▶ Given records:
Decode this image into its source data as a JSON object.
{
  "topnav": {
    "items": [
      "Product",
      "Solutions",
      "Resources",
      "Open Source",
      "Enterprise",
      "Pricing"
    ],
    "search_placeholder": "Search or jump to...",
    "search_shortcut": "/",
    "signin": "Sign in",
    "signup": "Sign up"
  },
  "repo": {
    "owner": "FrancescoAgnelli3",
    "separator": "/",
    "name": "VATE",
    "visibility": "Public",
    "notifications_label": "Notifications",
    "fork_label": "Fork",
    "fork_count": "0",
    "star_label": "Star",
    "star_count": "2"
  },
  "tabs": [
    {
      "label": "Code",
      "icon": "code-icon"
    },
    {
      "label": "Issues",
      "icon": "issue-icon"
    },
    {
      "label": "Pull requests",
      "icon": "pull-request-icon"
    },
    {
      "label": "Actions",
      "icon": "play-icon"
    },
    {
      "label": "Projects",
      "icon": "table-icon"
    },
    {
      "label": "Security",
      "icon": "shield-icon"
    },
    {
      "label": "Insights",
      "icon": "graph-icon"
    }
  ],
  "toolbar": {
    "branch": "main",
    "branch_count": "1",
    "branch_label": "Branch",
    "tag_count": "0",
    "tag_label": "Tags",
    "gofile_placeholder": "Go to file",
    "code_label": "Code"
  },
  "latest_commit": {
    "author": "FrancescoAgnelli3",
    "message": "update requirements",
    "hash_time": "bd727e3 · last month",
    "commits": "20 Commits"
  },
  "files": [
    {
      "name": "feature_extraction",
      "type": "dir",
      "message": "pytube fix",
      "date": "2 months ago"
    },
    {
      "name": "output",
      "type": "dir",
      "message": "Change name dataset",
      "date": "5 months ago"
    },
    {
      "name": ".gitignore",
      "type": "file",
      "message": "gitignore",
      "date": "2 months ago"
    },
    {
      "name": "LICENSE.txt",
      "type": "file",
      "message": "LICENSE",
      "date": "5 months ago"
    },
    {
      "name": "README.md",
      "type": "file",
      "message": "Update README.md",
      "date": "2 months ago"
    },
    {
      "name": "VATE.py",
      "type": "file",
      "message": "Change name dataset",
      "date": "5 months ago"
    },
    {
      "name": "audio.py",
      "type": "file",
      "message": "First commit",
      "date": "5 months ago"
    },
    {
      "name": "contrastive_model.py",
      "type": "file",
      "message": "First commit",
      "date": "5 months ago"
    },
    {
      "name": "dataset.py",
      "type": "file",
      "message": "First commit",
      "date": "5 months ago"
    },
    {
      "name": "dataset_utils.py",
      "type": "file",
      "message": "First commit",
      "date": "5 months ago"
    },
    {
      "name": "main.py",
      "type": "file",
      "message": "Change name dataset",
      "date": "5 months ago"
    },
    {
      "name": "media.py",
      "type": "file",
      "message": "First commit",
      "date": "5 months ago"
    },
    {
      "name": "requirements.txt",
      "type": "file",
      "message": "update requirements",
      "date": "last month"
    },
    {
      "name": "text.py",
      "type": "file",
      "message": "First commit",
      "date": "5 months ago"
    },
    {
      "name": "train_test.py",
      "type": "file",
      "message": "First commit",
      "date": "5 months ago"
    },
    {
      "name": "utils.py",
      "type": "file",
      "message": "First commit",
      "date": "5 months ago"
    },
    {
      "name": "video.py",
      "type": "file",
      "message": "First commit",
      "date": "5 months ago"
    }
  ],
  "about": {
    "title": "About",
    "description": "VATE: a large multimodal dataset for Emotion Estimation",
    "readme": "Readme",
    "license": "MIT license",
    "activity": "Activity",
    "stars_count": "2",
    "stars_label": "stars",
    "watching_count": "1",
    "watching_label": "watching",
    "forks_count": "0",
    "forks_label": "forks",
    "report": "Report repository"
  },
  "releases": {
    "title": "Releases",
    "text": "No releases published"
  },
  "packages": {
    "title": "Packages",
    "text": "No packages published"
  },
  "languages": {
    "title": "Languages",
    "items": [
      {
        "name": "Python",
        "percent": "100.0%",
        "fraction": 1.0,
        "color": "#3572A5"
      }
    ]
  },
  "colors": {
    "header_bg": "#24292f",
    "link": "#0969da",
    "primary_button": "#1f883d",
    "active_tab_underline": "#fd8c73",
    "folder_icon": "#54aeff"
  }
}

▶ Exercise prompt: Retype the records that precede this task, keeping them exactly the same.

▶ Written answer:
Decode this image into its source data as a JSON object.
{
  "topnav": {
    "items": [
      "Product",
      "Solutions",
      "Resources",
      "Open Source",
      "Enterprise",
      "Pricing"
    ],
    "search_placeholder": "Search or jump to...",
    "search_shortcut": "/",
    "signin": "Sign in",
    "signup": "Sign up"
  },
  "repo": {
    "owner": "FrancescoAgnelli3",
    "separator": "/",
    "name": "VATE",
    "visibility": "Public",
    "notifications_label": "Notifications",
    "fork_label": "Fork",
    "fork_count": "0",
    "star_label": "Star",
    "star_count": "2"
  },
  "tabs": [
    {
      "label": "Code",
      "icon": "code-icon"
    },
    {
      "label": "Issues",
      "icon": "issue-icon"
    },
    {
      "label": "Pull requests",
      "icon": "pull-request-icon"
    },
    {
      "label": "Actions",
      "icon": "play-icon"
    },
    {
      "label": "Projects",
      "icon": "table-icon"
    },
    {
      "label": "Security",
      "icon": "shield-icon"
    },
    {
      "label": "Insights",
      "icon": "graph-icon"
    }
  ],
  "toolbar": {
    "branch": "main",
    "branch_count": "1",
    "branch_label": "Branch",
    "tag_count": "0",
    "tag_label": "Tags",
    "gofile_placeholder": "Go to file",
    "code_label": "Code"
  },
  "latest_commit": {
    "author": "FrancescoAgnelli3",
    "message": "update requirements",
    "hash_time": "bd727e3 · last month",
    "commits": "20 Commits"
  },
  "files": [
    {
      "name": "feature_extraction",
      "type": "dir",
      "message": "pytube fix",
      "date": "2 months ago"
    },
    {
      "name": "output",
      "type": "dir",
      "message": "Change name dataset",
      "date": "5 months ago"
    },
    {
      "name": ".gitignore",
      "type": "file",
      "message": "gitignore",
      "date": "2 months ago"
    },
    {
      "name": "LICENSE.txt",
      "type": "file",
      "message": "LICENSE",
      "date": "5 months ago"
    },
    {
      "name": "README.md",
      "type": "file",
      "message": "Update README.md",
      "date": "2 months ago"
    },
    {
      "name": "VATE.py",
      "type": "file",
      "message": "Change name dataset",
      "date": "5 months ago"
    },
    {
      "name": "audio.py",
      "type": "file",
      "message": "First commit",
      "date": "5 months ago"
    },
    {
      "name": "contrastive_model.py",
      "type": "file",
      "message": "First commit",
      "date": "5 months ago"
    },
    {
      "name": "dataset.py",
      "type": "file",
      "message": "First commit",
      "date": "5 months ago"
    },
    {
      "name": "dataset_utils.py",
      "type": "file",
      "message": "First commit",
      "date": "5 months ago"
    },
    {
      "name": "main.py",
      "type": "file",
      "message": "Change name dataset",
      "date": "5 months ago"
    },
    {
      "name": "media.py",
      "type": "file",
      "message": "First commit",
      "date": "5 months ago"
    },
    {
      "name": "requirements.txt",
      "type": "file",
      "message": "update requirements",
      "date": "last month"
    },
    {
      "name": "text.py",
      "type": "file",
      "message": "First commit",
      "date": "5 months ago"
    },
    {
      "name": "train_test.py",
      "type": "file",
      "message": "First commit",
      "date": "5 months ago"
    },
    {
      "name": "utils.py",
      "type": "file",
      "message": "First commit",
      "date": "5 months ago"
    },
    {
      "name": "video.py",
      "type": "file",
      "message": "First commit",
      "date": "5 months ago"
    }
  ],
  "about": {
    "title": "About",
    "description": "VATE: a large multimodal dataset for Emotion Estimation",
    "readme": "Readme",
    "license": "MIT license",
    "activity": "Activity",
    "stars_count": "2",
    "stars_label": "stars",
    "watching_count": "1",
    "watching_label": "watching",
    "forks_count": "0",
    "forks_label": "forks",
    "report": "Report repository"
  },
  "releases": {
    "title": "Releases",
    "text": "No releases published"
  },
  "packages": {
    "title": "Packages",
    "text": "No packages published"
  },
  "languages": {
    "title": "Languages",
    "items": [
      {
        "name": "Python",
        "percent": "100.0%",
        "fraction": 1.0,
        "color": "#3572A5"
      }
    ]
  },
  "colors": {
    "header_bg": "#24292f",
    "link": "#0969da",
    "primary_button": "#1f883d",
    "active_tab_underline": "#fd8c73",
    "folder_icon": "#54aeff"
  }
}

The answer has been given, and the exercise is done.